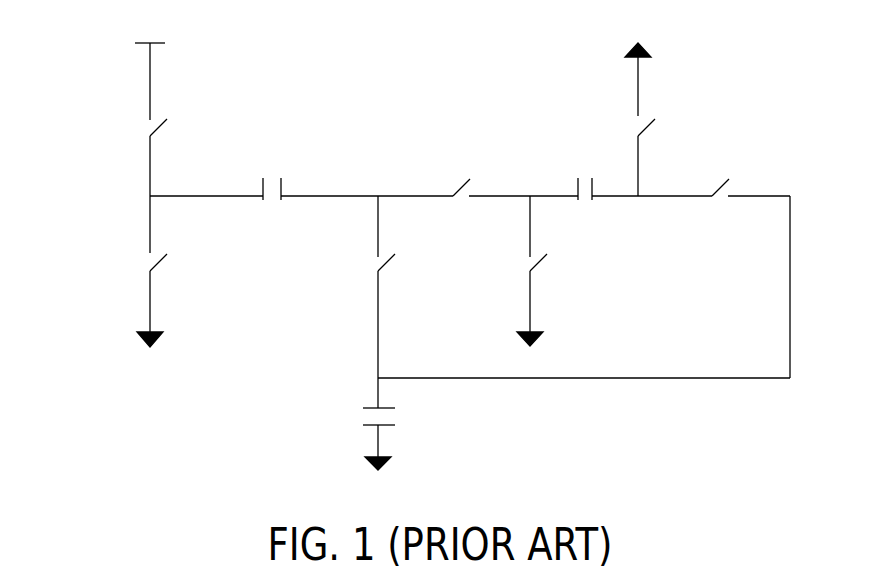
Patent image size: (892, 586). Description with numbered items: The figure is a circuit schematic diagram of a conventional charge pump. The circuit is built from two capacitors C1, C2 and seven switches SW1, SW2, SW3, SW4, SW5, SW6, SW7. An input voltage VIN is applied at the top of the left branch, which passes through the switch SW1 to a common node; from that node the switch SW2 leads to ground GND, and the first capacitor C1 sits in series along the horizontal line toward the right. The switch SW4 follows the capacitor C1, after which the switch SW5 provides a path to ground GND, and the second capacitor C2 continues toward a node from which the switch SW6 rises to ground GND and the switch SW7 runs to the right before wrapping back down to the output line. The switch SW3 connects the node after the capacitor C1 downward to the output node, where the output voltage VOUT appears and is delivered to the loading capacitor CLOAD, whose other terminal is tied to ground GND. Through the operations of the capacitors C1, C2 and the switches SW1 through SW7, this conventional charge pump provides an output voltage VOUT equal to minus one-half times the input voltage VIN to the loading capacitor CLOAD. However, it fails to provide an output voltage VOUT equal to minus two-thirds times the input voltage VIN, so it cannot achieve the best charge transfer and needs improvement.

•••

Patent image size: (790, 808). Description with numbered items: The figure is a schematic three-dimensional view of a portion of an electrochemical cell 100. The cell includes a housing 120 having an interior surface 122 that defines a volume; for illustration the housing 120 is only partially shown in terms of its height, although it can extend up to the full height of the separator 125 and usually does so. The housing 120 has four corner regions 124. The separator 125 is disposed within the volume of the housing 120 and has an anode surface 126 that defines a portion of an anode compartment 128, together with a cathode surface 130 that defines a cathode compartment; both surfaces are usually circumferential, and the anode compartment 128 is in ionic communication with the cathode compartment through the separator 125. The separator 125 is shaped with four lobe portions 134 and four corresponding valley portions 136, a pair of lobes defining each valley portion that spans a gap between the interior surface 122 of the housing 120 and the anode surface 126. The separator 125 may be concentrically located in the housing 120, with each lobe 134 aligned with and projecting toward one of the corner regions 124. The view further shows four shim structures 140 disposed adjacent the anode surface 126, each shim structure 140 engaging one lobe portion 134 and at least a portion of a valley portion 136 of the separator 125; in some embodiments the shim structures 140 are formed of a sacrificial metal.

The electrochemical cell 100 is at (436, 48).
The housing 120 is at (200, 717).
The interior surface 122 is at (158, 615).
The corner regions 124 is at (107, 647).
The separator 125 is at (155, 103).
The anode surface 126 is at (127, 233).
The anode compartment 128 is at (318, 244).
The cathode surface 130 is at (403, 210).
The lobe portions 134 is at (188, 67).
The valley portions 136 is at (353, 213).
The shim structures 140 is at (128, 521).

•••

What to work on:
Which lines of the records above contain the string "before"? Pick out each such line and copy it in full, treating uppercase and lowercase as different.

Answer to this task:
Patent image size: (892, 586). Description with numbered items: The figure is a circuit schematic diagram of a conventional charge pump. The circuit is built from two capacitors C1, C2 and seven switches SW1, SW2, SW3, SW4, SW5, SW6, SW7. An input voltage VIN is applied at the top of the left branch, which passes through the switch SW1 to a common node; from that node the switch SW2 leads to ground GND, and the first capacitor C1 sits in series along the horizontal line toward the right. The switch SW4 follows the capacitor C1, after which the switch SW5 provides a path to ground GND, and the second capacitor C2 continues toward a node from which the switch SW6 rises to ground GND and the switch SW7 runs to the right before wrapping back down to the output line. The switch SW3 connects the node after the capacitor C1 downward to the output node, where the output voltage VOUT appears and is delivered to the loading capacitor CLOAD, whose other terminal is tied to ground GND. Through the operations of the capacitors C1, C2 and the switches SW1 through SW7, this conventional charge pump provides an output voltage VOUT equal to minus one-half times the input voltage VIN to the loading capacitor CLOAD. However, it fails to provide an output voltage VOUT equal to minus two-thirds times the input voltage VIN, so it cannot achieve the best charge transfer and needs improvement.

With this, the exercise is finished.